:: Task to complete ::
Transcribe everything in the data word for word. Pictures are left out.

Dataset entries

-*-

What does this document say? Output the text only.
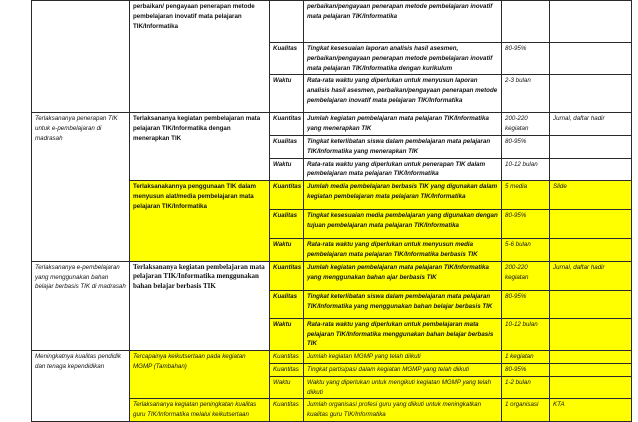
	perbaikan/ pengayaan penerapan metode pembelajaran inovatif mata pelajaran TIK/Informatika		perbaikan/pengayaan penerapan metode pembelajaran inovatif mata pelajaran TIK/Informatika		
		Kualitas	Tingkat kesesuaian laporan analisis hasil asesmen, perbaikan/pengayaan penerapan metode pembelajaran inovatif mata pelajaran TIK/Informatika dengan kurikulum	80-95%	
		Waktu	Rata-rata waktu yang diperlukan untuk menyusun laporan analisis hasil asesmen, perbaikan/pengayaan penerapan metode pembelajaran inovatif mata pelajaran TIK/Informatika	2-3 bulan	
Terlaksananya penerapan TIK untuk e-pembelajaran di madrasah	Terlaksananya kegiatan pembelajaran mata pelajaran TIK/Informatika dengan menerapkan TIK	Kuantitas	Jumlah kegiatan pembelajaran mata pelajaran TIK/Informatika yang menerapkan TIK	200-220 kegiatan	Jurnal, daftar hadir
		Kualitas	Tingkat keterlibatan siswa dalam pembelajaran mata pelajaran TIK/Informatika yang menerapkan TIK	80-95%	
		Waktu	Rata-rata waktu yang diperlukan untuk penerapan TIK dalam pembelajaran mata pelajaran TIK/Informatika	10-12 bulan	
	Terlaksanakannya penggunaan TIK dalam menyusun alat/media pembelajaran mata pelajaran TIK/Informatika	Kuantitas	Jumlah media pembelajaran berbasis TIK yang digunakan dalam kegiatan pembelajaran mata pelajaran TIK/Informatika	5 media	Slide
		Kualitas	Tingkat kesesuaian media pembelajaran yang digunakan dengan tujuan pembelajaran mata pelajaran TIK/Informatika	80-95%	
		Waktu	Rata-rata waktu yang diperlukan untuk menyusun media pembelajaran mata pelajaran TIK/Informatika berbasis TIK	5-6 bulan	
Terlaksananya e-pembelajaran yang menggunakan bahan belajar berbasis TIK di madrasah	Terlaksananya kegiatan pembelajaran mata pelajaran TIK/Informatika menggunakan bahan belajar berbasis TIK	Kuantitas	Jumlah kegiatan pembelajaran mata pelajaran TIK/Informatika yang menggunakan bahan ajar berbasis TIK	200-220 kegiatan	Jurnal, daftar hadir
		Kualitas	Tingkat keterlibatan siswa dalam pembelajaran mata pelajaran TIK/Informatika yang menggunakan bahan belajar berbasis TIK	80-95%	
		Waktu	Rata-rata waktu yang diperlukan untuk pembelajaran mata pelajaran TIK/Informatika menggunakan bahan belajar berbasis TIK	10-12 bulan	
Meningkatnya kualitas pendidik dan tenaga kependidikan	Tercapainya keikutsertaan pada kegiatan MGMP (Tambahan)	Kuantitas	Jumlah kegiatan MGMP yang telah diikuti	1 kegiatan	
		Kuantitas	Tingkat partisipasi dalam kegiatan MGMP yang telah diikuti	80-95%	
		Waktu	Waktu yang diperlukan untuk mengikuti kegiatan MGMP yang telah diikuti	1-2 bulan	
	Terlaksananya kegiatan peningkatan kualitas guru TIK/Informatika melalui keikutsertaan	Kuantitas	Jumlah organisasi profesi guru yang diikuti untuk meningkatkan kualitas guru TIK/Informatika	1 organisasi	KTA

-*-

:: Finished answer ::
What does this document say? Output the text only.
	perbaikan/ pengayaan penerapan metode pembelajaran inovatif mata pelajaran TIK/Informatika		perbaikan/pengayaan penerapan metode pembelajaran inovatif mata pelajaran TIK/Informatika		
		Kualitas	Tingkat kesesuaian laporan analisis hasil asesmen, perbaikan/pengayaan penerapan metode pembelajaran inovatif mata pelajaran TIK/Informatika dengan kurikulum	80-95%	
		Waktu	Rata-rata waktu yang diperlukan untuk menyusun laporan analisis hasil asesmen, perbaikan/pengayaan penerapan metode pembelajaran inovatif mata pelajaran TIK/Informatika	2-3 bulan	
Terlaksananya penerapan TIK untuk e-pembelajaran di madrasah	Terlaksananya kegiatan pembelajaran mata pelajaran TIK/Informatika dengan menerapkan TIK	Kuantitas	Jumlah kegiatan pembelajaran mata pelajaran TIK/Informatika yang menerapkan TIK	200-220 kegiatan	Jurnal, daftar hadir
		Kualitas	Tingkat keterlibatan siswa dalam pembelajaran mata pelajaran TIK/Informatika yang menerapkan TIK	80-95%	
		Waktu	Rata-rata waktu yang diperlukan untuk penerapan TIK dalam pembelajaran mata pelajaran TIK/Informatika	10-12 bulan	
	Terlaksanakannya penggunaan TIK dalam menyusun alat/media pembelajaran mata pelajaran TIK/Informatika	Kuantitas	Jumlah media pembelajaran berbasis TIK yang digunakan dalam kegiatan pembelajaran mata pelajaran TIK/Informatika	5 media	Slide
		Kualitas	Tingkat kesesuaian media pembelajaran yang digunakan dengan tujuan pembelajaran mata pelajaran TIK/Informatika	80-95%	
		Waktu	Rata-rata waktu yang diperlukan untuk menyusun media pembelajaran mata pelajaran TIK/Informatika berbasis TIK	5-6 bulan	
Terlaksananya e-pembelajaran yang menggunakan bahan belajar berbasis TIK di madrasah	Terlaksananya kegiatan pembelajaran mata pelajaran TIK/Informatika menggunakan bahan belajar berbasis TIK	Kuantitas	Jumlah kegiatan pembelajaran mata pelajaran TIK/Informatika yang menggunakan bahan ajar berbasis TIK	200-220 kegiatan	Jurnal, daftar hadir
		Kualitas	Tingkat keterlibatan siswa dalam pembelajaran mata pelajaran TIK/Informatika yang menggunakan bahan belajar berbasis TIK	80-95%	
		Waktu	Rata-rata waktu yang diperlukan untuk pembelajaran mata pelajaran TIK/Informatika menggunakan bahan belajar berbasis TIK	10-12 bulan	
Meningkatnya kualitas pendidik dan tenaga kependidikan	Tercapainya keikutsertaan pada kegiatan MGMP (Tambahan)	Kuantitas	Jumlah kegiatan MGMP yang telah diikuti	1 kegiatan	
		Kuantitas	Tingkat partisipasi dalam kegiatan MGMP yang telah diikuti	80-95%	
		Waktu	Waktu yang diperlukan untuk mengikuti kegiatan MGMP yang telah diikuti	1-2 bulan	
	Terlaksananya kegiatan peningkatan kualitas guru TIK/Informatika melalui keikutsertaan	Kuantitas	Jumlah organisasi profesi guru yang diikuti untuk meningkatkan kualitas guru TIK/Informatika	1 organisasi	KTA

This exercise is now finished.